• _REQUIREMENT_:
Without including any pictures, write out all the entries exactly.

[Data entries for graphics]

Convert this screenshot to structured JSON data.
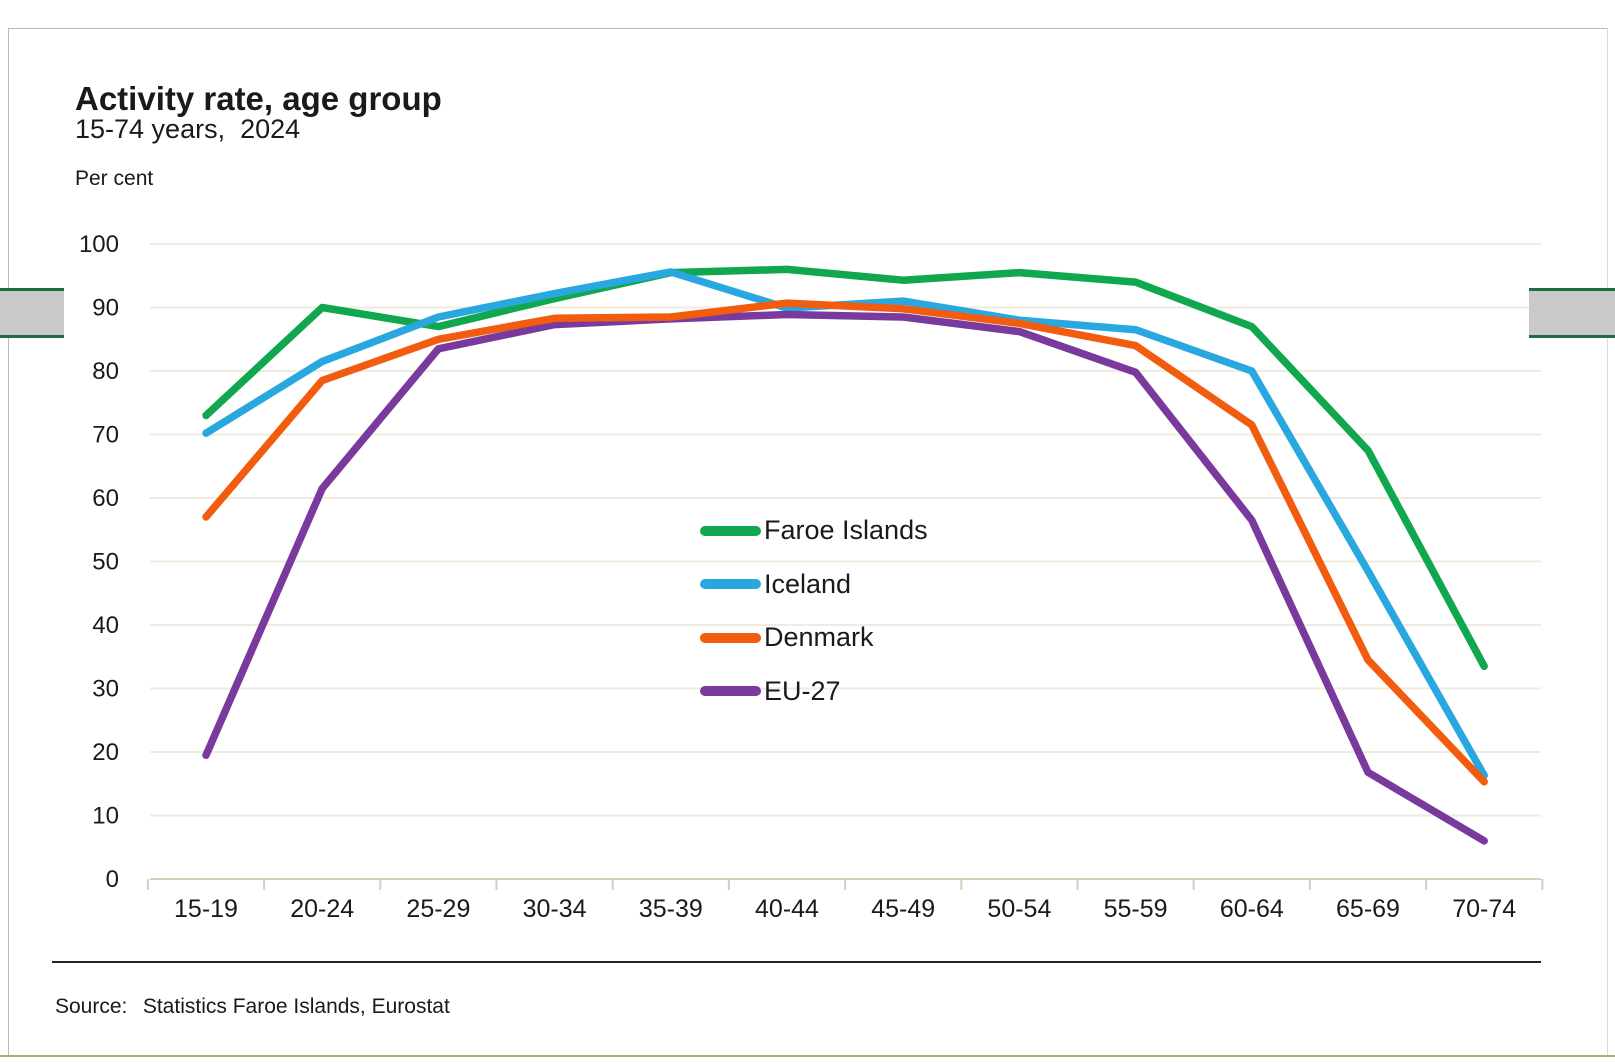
{
  "page": {
    "title": "Activity rate, age group",
    "subtitle": "15-74 years,  2024",
    "unit_label": "Per cent",
    "source_label": "Source:",
    "source_value": "Statistics Faroe Islands, Eurostat"
  },
  "chart_data": {
    "type": "line",
    "title": "Activity rate, age group",
    "subtitle": "15-74 years, 2024",
    "ylabel": "Per cent",
    "xlabel": "",
    "categories": [
      "15-19",
      "20-24",
      "25-29",
      "30-34",
      "35-39",
      "40-44",
      "45-49",
      "50-54",
      "55-59",
      "60-64",
      "65-69",
      "70-74"
    ],
    "series": [
      {
        "name": "Faroe Islands",
        "color": "#10a74e",
        "values": [
          73,
          90,
          87,
          91.4,
          95.5,
          96,
          94.3,
          95.5,
          94,
          87,
          67.5,
          33.5
        ]
      },
      {
        "name": "Iceland",
        "color": "#29a8e0",
        "values": [
          70.2,
          81.5,
          88.5,
          92.2,
          95.6,
          89.9,
          91,
          88,
          86.5,
          80,
          48.5,
          16.3
        ]
      },
      {
        "name": "Denmark",
        "color": "#f25c0f",
        "values": [
          57,
          78.5,
          85,
          88.3,
          88.5,
          90.7,
          89.8,
          87.5,
          84,
          71.5,
          34.5,
          15.3
        ]
      },
      {
        "name": "EU-27",
        "color": "#7a3a9d",
        "values": [
          19.5,
          61.5,
          83.5,
          87.3,
          88.2,
          88.9,
          88.5,
          86.2,
          79.8,
          56.5,
          16.8,
          6
        ]
      }
    ],
    "draw_order": [
      0,
      1,
      3,
      2
    ],
    "ylim": [
      0,
      100
    ],
    "y_ticks": [
      0,
      10,
      20,
      30,
      40,
      50,
      60,
      70,
      80,
      90,
      100
    ],
    "grid": "horizontal",
    "legend_position": "center"
  },
  "colors": {
    "gridline": "#f0ebdf",
    "axis_line": "#d8cfba",
    "text": "#1a1a1a",
    "source_rule": "#262626",
    "frame_border": "#b9b9b9",
    "bottom_border": "#b3a878",
    "edge_box_fill": "#c9c9c9",
    "edge_box_border": "#1e6e41"
  }
}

• _EXERCISE OUTPUT_:
Convert this screenshot to structured JSON data.
{
  "page": {
    "title": "Activity rate, age group",
    "subtitle": "15-74 years,  2024",
    "unit_label": "Per cent",
    "source_label": "Source:",
    "source_value": "Statistics Faroe Islands, Eurostat"
  },
  "chart_data": {
    "type": "line",
    "title": "Activity rate, age group",
    "subtitle": "15-74 years, 2024",
    "ylabel": "Per cent",
    "xlabel": "",
    "categories": [
      "15-19",
      "20-24",
      "25-29",
      "30-34",
      "35-39",
      "40-44",
      "45-49",
      "50-54",
      "55-59",
      "60-64",
      "65-69",
      "70-74"
    ],
    "series": [
      {
        "name": "Faroe Islands",
        "color": "#10a74e",
        "values": [
          73,
          90,
          87,
          91.4,
          95.5,
          96,
          94.3,
          95.5,
          94,
          87,
          67.5,
          33.5
        ]
      },
      {
        "name": "Iceland",
        "color": "#29a8e0",
        "values": [
          70.2,
          81.5,
          88.5,
          92.2,
          95.6,
          89.9,
          91,
          88,
          86.5,
          80,
          48.5,
          16.3
        ]
      },
      {
        "name": "Denmark",
        "color": "#f25c0f",
        "values": [
          57,
          78.5,
          85,
          88.3,
          88.5,
          90.7,
          89.8,
          87.5,
          84,
          71.5,
          34.5,
          15.3
        ]
      },
      {
        "name": "EU-27",
        "color": "#7a3a9d",
        "values": [
          19.5,
          61.5,
          83.5,
          87.3,
          88.2,
          88.9,
          88.5,
          86.2,
          79.8,
          56.5,
          16.8,
          6
        ]
      }
    ],
    "draw_order": [
      0,
      1,
      3,
      2
    ],
    "ylim": [
      0,
      100
    ],
    "y_ticks": [
      0,
      10,
      20,
      30,
      40,
      50,
      60,
      70,
      80,
      90,
      100
    ],
    "grid": "horizontal",
    "legend_position": "center"
  },
  "colors": {
    "gridline": "#f0ebdf",
    "axis_line": "#d8cfba",
    "text": "#1a1a1a",
    "source_rule": "#262626",
    "frame_border": "#b9b9b9",
    "bottom_border": "#b3a878",
    "edge_box_fill": "#c9c9c9",
    "edge_box_border": "#1e6e41"
  }
}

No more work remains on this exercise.